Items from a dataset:
+++
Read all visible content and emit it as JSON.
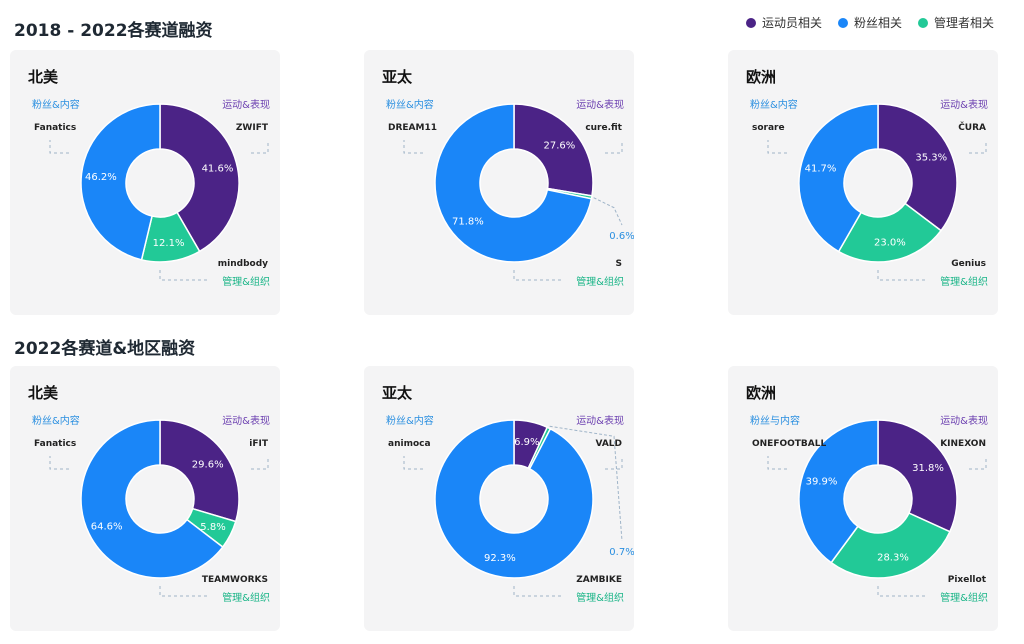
{
  "titles": {
    "top": "2018 - 2022各赛道融资",
    "bottom": "2022各赛道&地区融资"
  },
  "colors": {
    "athlete": "#4b2386",
    "fan": "#1a86f8",
    "manager": "#22c997"
  },
  "legend": [
    {
      "label": "运动员相关",
      "color": "#4b2386"
    },
    {
      "label": "粉丝相关",
      "color": "#1a86f8"
    },
    {
      "label": "管理者相关",
      "color": "#22c997"
    }
  ],
  "chart_data": [
    {
      "type": "pie",
      "region": "北美",
      "period": "2018-2022",
      "slices": [
        {
          "category": "运动&表现",
          "value": 41.6,
          "label": "41.6%",
          "logos": [
            "ZWIFT"
          ]
        },
        {
          "category": "管理&组织",
          "value": 12.1,
          "label": "12.1%",
          "logos": [
            "mindbody"
          ]
        },
        {
          "category": "粉丝&内容",
          "value": 46.2,
          "label": "46.2%",
          "logos": [
            "Fanatics"
          ]
        }
      ]
    },
    {
      "type": "pie",
      "region": "亚太",
      "period": "2018-2022",
      "slices": [
        {
          "category": "运动&表现",
          "value": 27.6,
          "label": "27.6%",
          "logos": [
            "cure.fit"
          ]
        },
        {
          "category": "管理&组织",
          "value": 0.6,
          "label": "0.6%",
          "logos": [
            "S"
          ]
        },
        {
          "category": "粉丝&内容",
          "value": 71.8,
          "label": "71.8%",
          "logos": [
            "DREAM11"
          ]
        }
      ]
    },
    {
      "type": "pie",
      "region": "欧洲",
      "period": "2018-2022",
      "slices": [
        {
          "category": "运动&表现",
          "value": 35.3,
          "label": "35.3%",
          "logos": [
            "ČURA"
          ]
        },
        {
          "category": "管理&组织",
          "value": 23.0,
          "label": "23.0%",
          "logos": [
            "Genius"
          ]
        },
        {
          "category": "粉丝&内容",
          "value": 41.7,
          "label": "41.7%",
          "logos": [
            "sorare"
          ]
        }
      ]
    },
    {
      "type": "pie",
      "region": "北美",
      "period": "2022",
      "slices": [
        {
          "category": "运动&表现",
          "value": 29.6,
          "label": "29.6%",
          "logos": [
            "iFIT"
          ]
        },
        {
          "category": "管理&组织",
          "value": 5.8,
          "label": "5.8%",
          "logos": [
            "TEAMWORKS"
          ]
        },
        {
          "category": "粉丝&内容",
          "value": 64.6,
          "label": "64.6%",
          "logos": [
            "Fanatics"
          ]
        }
      ]
    },
    {
      "type": "pie",
      "region": "亚太",
      "period": "2022",
      "slices": [
        {
          "category": "运动&表现",
          "value": 6.9,
          "label": "6.9%",
          "logos": [
            "VALD"
          ]
        },
        {
          "category": "管理&组织",
          "value": 0.7,
          "label": "0.7%",
          "logos": [
            "ZAMBIKE"
          ]
        },
        {
          "category": "粉丝&内容",
          "value": 92.3,
          "label": "92.3%",
          "logos": [
            "animoca"
          ]
        }
      ]
    },
    {
      "type": "pie",
      "region": "欧洲",
      "period": "2022",
      "slices": [
        {
          "category": "运动&表现",
          "value": 31.8,
          "label": "31.8%",
          "logos": [
            "KINEXON"
          ]
        },
        {
          "category": "管理&组织",
          "value": 28.3,
          "label": "28.3%",
          "logos": [
            "Pixellot"
          ]
        },
        {
          "category": "粉丝与内容",
          "value": 39.9,
          "label": "39.9%",
          "logos": [
            "ONEFOOTBALL"
          ]
        }
      ]
    }
  ]
}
+++
#### What needs to be done
Output the records above exactly as they are, leaving out the pictures.

#### Task solution
Read all visible content and emit it as JSON.
{
  "titles": {
    "top": "2018 - 2022各赛道融资",
    "bottom": "2022各赛道&地区融资"
  },
  "colors": {
    "athlete": "#4b2386",
    "fan": "#1a86f8",
    "manager": "#22c997"
  },
  "legend": [
    {
      "label": "运动员相关",
      "color": "#4b2386"
    },
    {
      "label": "粉丝相关",
      "color": "#1a86f8"
    },
    {
      "label": "管理者相关",
      "color": "#22c997"
    }
  ],
  "chart_data": [
    {
      "type": "pie",
      "region": "北美",
      "period": "2018-2022",
      "slices": [
        {
          "category": "运动&表现",
          "value": 41.6,
          "label": "41.6%",
          "logos": [
            "ZWIFT"
          ]
        },
        {
          "category": "管理&组织",
          "value": 12.1,
          "label": "12.1%",
          "logos": [
            "mindbody"
          ]
        },
        {
          "category": "粉丝&内容",
          "value": 46.2,
          "label": "46.2%",
          "logos": [
            "Fanatics"
          ]
        }
      ]
    },
    {
      "type": "pie",
      "region": "亚太",
      "period": "2018-2022",
      "slices": [
        {
          "category": "运动&表现",
          "value": 27.6,
          "label": "27.6%",
          "logos": [
            "cure.fit"
          ]
        },
        {
          "category": "管理&组织",
          "value": 0.6,
          "label": "0.6%",
          "logos": [
            "S"
          ]
        },
        {
          "category": "粉丝&内容",
          "value": 71.8,
          "label": "71.8%",
          "logos": [
            "DREAM11"
          ]
        }
      ]
    },
    {
      "type": "pie",
      "region": "欧洲",
      "period": "2018-2022",
      "slices": [
        {
          "category": "运动&表现",
          "value": 35.3,
          "label": "35.3%",
          "logos": [
            "ČURA"
          ]
        },
        {
          "category": "管理&组织",
          "value": 23.0,
          "label": "23.0%",
          "logos": [
            "Genius"
          ]
        },
        {
          "category": "粉丝&内容",
          "value": 41.7,
          "label": "41.7%",
          "logos": [
            "sorare"
          ]
        }
      ]
    },
    {
      "type": "pie",
      "region": "北美",
      "period": "2022",
      "slices": [
        {
          "category": "运动&表现",
          "value": 29.6,
          "label": "29.6%",
          "logos": [
            "iFIT"
          ]
        },
        {
          "category": "管理&组织",
          "value": 5.8,
          "label": "5.8%",
          "logos": [
            "TEAMWORKS"
          ]
        },
        {
          "category": "粉丝&内容",
          "value": 64.6,
          "label": "64.6%",
          "logos": [
            "Fanatics"
          ]
        }
      ]
    },
    {
      "type": "pie",
      "region": "亚太",
      "period": "2022",
      "slices": [
        {
          "category": "运动&表现",
          "value": 6.9,
          "label": "6.9%",
          "logos": [
            "VALD"
          ]
        },
        {
          "category": "管理&组织",
          "value": 0.7,
          "label": "0.7%",
          "logos": [
            "ZAMBIKE"
          ]
        },
        {
          "category": "粉丝&内容",
          "value": 92.3,
          "label": "92.3%",
          "logos": [
            "animoca"
          ]
        }
      ]
    },
    {
      "type": "pie",
      "region": "欧洲",
      "period": "2022",
      "slices": [
        {
          "category": "运动&表现",
          "value": 31.8,
          "label": "31.8%",
          "logos": [
            "KINEXON"
          ]
        },
        {
          "category": "管理&组织",
          "value": 28.3,
          "label": "28.3%",
          "logos": [
            "Pixellot"
          ]
        },
        {
          "category": "粉丝与内容",
          "value": 39.9,
          "label": "39.9%",
          "logos": [
            "ONEFOOTBALL"
          ]
        }
      ]
    }
  ]
}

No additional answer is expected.